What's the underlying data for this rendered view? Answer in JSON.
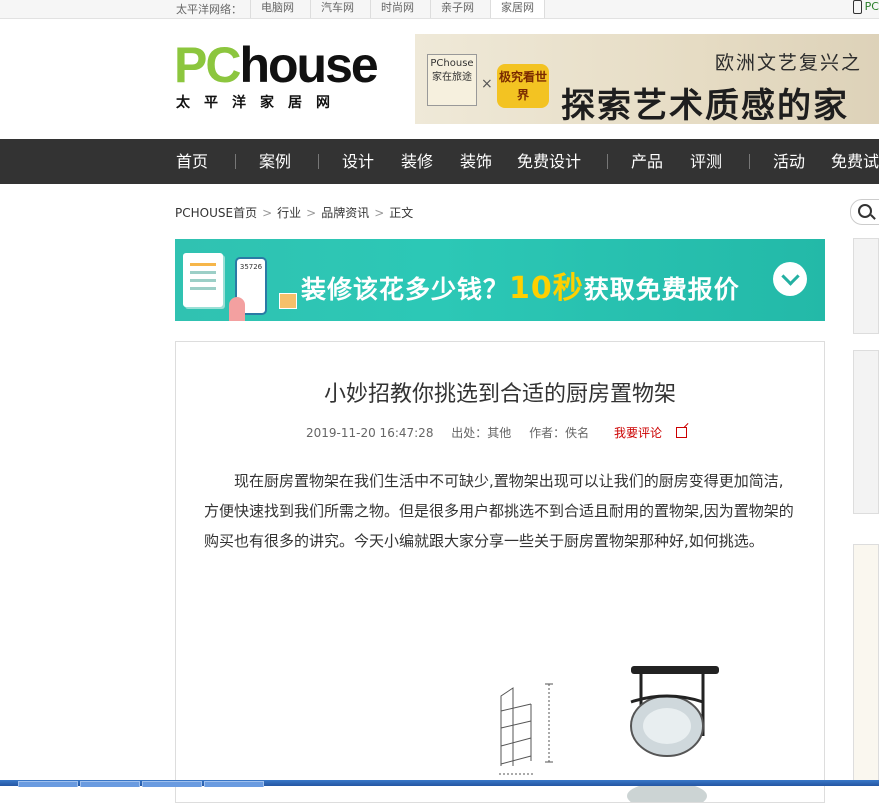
{
  "topbar": {
    "label": "太平洋网络：",
    "sites": [
      "电脑网",
      "汽车网",
      "时尚网",
      "亲子网",
      "家居网"
    ],
    "active_site": "家居网",
    "phone_text": "PC"
  },
  "logo": {
    "text_green": "PC",
    "text_black": "house",
    "subtitle": "太平洋家居网"
  },
  "top_banner": {
    "brand_box": "PChouse 家在旅途",
    "cross": "×",
    "badge": "极究看世界",
    "headline_small": "欧洲文艺复兴之",
    "headline_large": "探索艺术质感的家"
  },
  "nav": {
    "items": [
      "首页",
      "案例",
      "设计",
      "装修",
      "装饰",
      "免费设计",
      "产品",
      "评测",
      "活动",
      "免费试"
    ]
  },
  "breadcrumb": {
    "items": [
      "PCHOUSE首页",
      "行业",
      "品牌资讯",
      "正文"
    ],
    "separator": ">"
  },
  "ad": {
    "text_pre": "装修该花多少钱？",
    "text_highlight": "10秒",
    "text_post": "获取免费报价",
    "phone_number": "35726"
  },
  "article": {
    "title": "小妙招教你挑选到合适的厨房置物架",
    "datetime": "2019-11-20 16:47:28",
    "source": "出处：其他",
    "author": "作者：佚名",
    "comment_link": "我要评论",
    "body": "现在厨房置物架在我们生活中不可缺少,置物架出现可以让我们的厨房变得更加简洁,方便快速找到我们所需之物。但是很多用户都挑选不到合适且耐用的置物架,因为置物架的购买也有很多的讲究。今天小编就跟大家分享一些关于厨房置物架那种好,如何挑选。"
  },
  "colors": {
    "logo_green": "#8cc63e",
    "nav_bg": "#333333",
    "ad_teal": "#2cc8b6",
    "ad_highlight": "#ffd000",
    "comment_red": "#cc0000"
  },
  "icons": [
    "phone-icon",
    "search-icon",
    "chevron-down-icon",
    "external-link-icon"
  ]
}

********

# Work to complete
Each record above must be returned exactly as written, with its pictures omitted.

# Result of this task
What's the underlying data for this rendered view? Answer in JSON.
{
  "topbar": {
    "label": "太平洋网络：",
    "sites": [
      "电脑网",
      "汽车网",
      "时尚网",
      "亲子网",
      "家居网"
    ],
    "active_site": "家居网",
    "phone_text": "PC"
  },
  "logo": {
    "text_green": "PC",
    "text_black": "house",
    "subtitle": "太平洋家居网"
  },
  "top_banner": {
    "brand_box": "PChouse 家在旅途",
    "cross": "×",
    "badge": "极究看世界",
    "headline_small": "欧洲文艺复兴之",
    "headline_large": "探索艺术质感的家"
  },
  "nav": {
    "items": [
      "首页",
      "案例",
      "设计",
      "装修",
      "装饰",
      "免费设计",
      "产品",
      "评测",
      "活动",
      "免费试"
    ]
  },
  "breadcrumb": {
    "items": [
      "PCHOUSE首页",
      "行业",
      "品牌资讯",
      "正文"
    ],
    "separator": ">"
  },
  "ad": {
    "text_pre": "装修该花多少钱？",
    "text_highlight": "10秒",
    "text_post": "获取免费报价",
    "phone_number": "35726"
  },
  "article": {
    "title": "小妙招教你挑选到合适的厨房置物架",
    "datetime": "2019-11-20 16:47:28",
    "source": "出处：其他",
    "author": "作者：佚名",
    "comment_link": "我要评论",
    "body": "现在厨房置物架在我们生活中不可缺少,置物架出现可以让我们的厨房变得更加简洁,方便快速找到我们所需之物。但是很多用户都挑选不到合适且耐用的置物架,因为置物架的购买也有很多的讲究。今天小编就跟大家分享一些关于厨房置物架那种好,如何挑选。"
  },
  "colors": {
    "logo_green": "#8cc63e",
    "nav_bg": "#333333",
    "ad_teal": "#2cc8b6",
    "ad_highlight": "#ffd000",
    "comment_red": "#cc0000"
  },
  "icons": [
    "phone-icon",
    "search-icon",
    "chevron-down-icon",
    "external-link-icon"
  ]
}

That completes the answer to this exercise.